■ Dataset

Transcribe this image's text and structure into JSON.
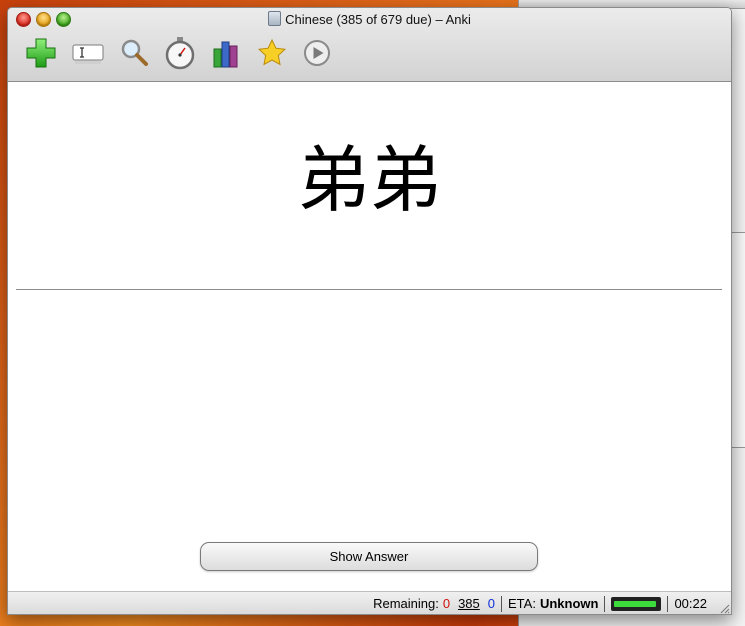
{
  "window": {
    "title": "Chinese (385 of 679 due) – Anki"
  },
  "toolbar": {
    "buttons": [
      {
        "name": "add-button",
        "icon": "plus-icon"
      },
      {
        "name": "edit-button",
        "icon": "text-field-icon"
      },
      {
        "name": "search-button",
        "icon": "magnifier-icon"
      },
      {
        "name": "timer-button",
        "icon": "stopwatch-icon"
      },
      {
        "name": "graphs-button",
        "icon": "bar-chart-icon"
      },
      {
        "name": "mark-button",
        "icon": "star-icon"
      },
      {
        "name": "play-button",
        "icon": "play-icon"
      }
    ]
  },
  "card": {
    "question": "弟弟"
  },
  "actions": {
    "show_answer_label": "Show Answer"
  },
  "status": {
    "remaining_label": "Remaining:",
    "new_count": "0",
    "review_count": "385",
    "learning_count": "0",
    "eta_label": "ETA:",
    "eta_value": "Unknown",
    "progress_fraction": 0.95,
    "timer": "00:22"
  },
  "colors": {
    "new_count": "#d0100c",
    "learning_count": "#1030d8",
    "progress_fill": "#3bdc3b"
  }
}
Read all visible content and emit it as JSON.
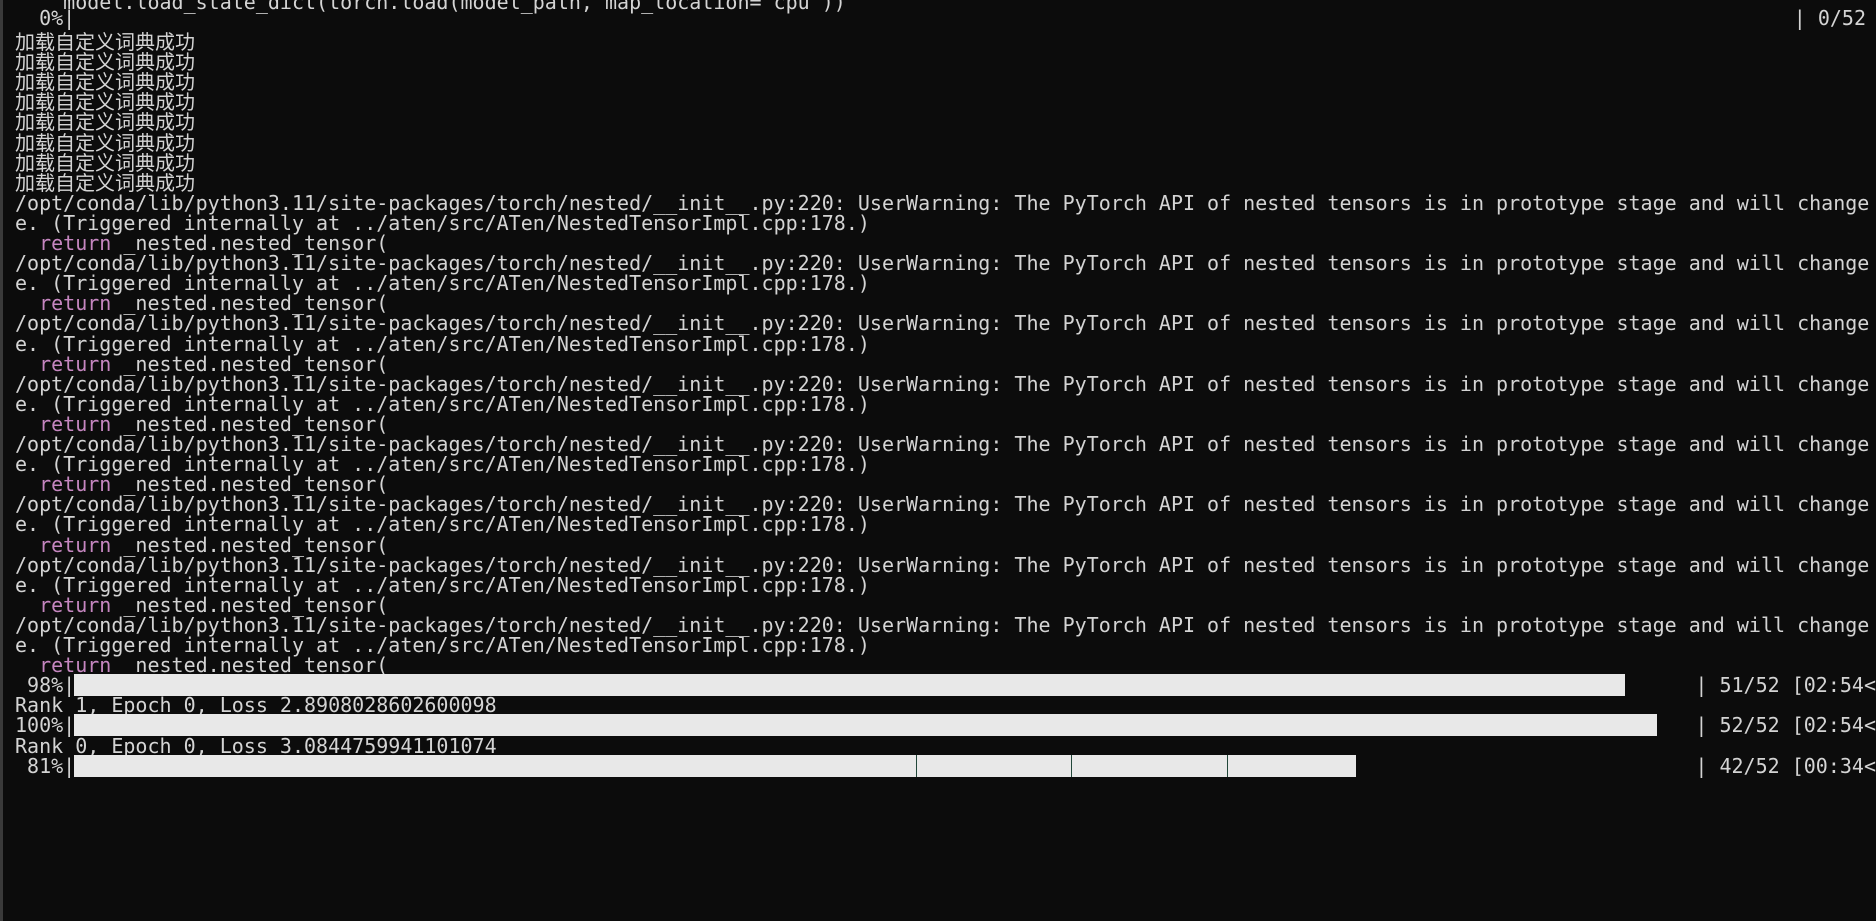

■ Exercise
Each line of the material must be retyped exactly, except that images are omitted.

■ Written response
Transcribe this image's text and structure into JSON.
{
  "window": {
    "title": "Chinese (385 of 679 due) – Anki"
  },
  "toolbar": {
    "buttons": [
      {
        "name": "add-button",
        "icon": "plus-icon"
      },
      {
        "name": "edit-button",
        "icon": "text-field-icon"
      },
      {
        "name": "search-button",
        "icon": "magnifier-icon"
      },
      {
        "name": "timer-button",
        "icon": "stopwatch-icon"
      },
      {
        "name": "graphs-button",
        "icon": "bar-chart-icon"
      },
      {
        "name": "mark-button",
        "icon": "star-icon"
      },
      {
        "name": "play-button",
        "icon": "play-icon"
      }
    ]
  },
  "card": {
    "question": "弟弟"
  },
  "actions": {
    "show_answer_label": "Show Answer"
  },
  "status": {
    "remaining_label": "Remaining:",
    "new_count": "0",
    "review_count": "385",
    "learning_count": "0",
    "eta_label": "ETA:",
    "eta_value": "Unknown",
    "progress_fraction": 0.95,
    "timer": "00:22"
  },
  "colors": {
    "new_count": "#d0100c",
    "learning_count": "#1030d8",
    "progress_fill": "#3bdc3b"
  }
}
Read all visible content and emit it as JSON.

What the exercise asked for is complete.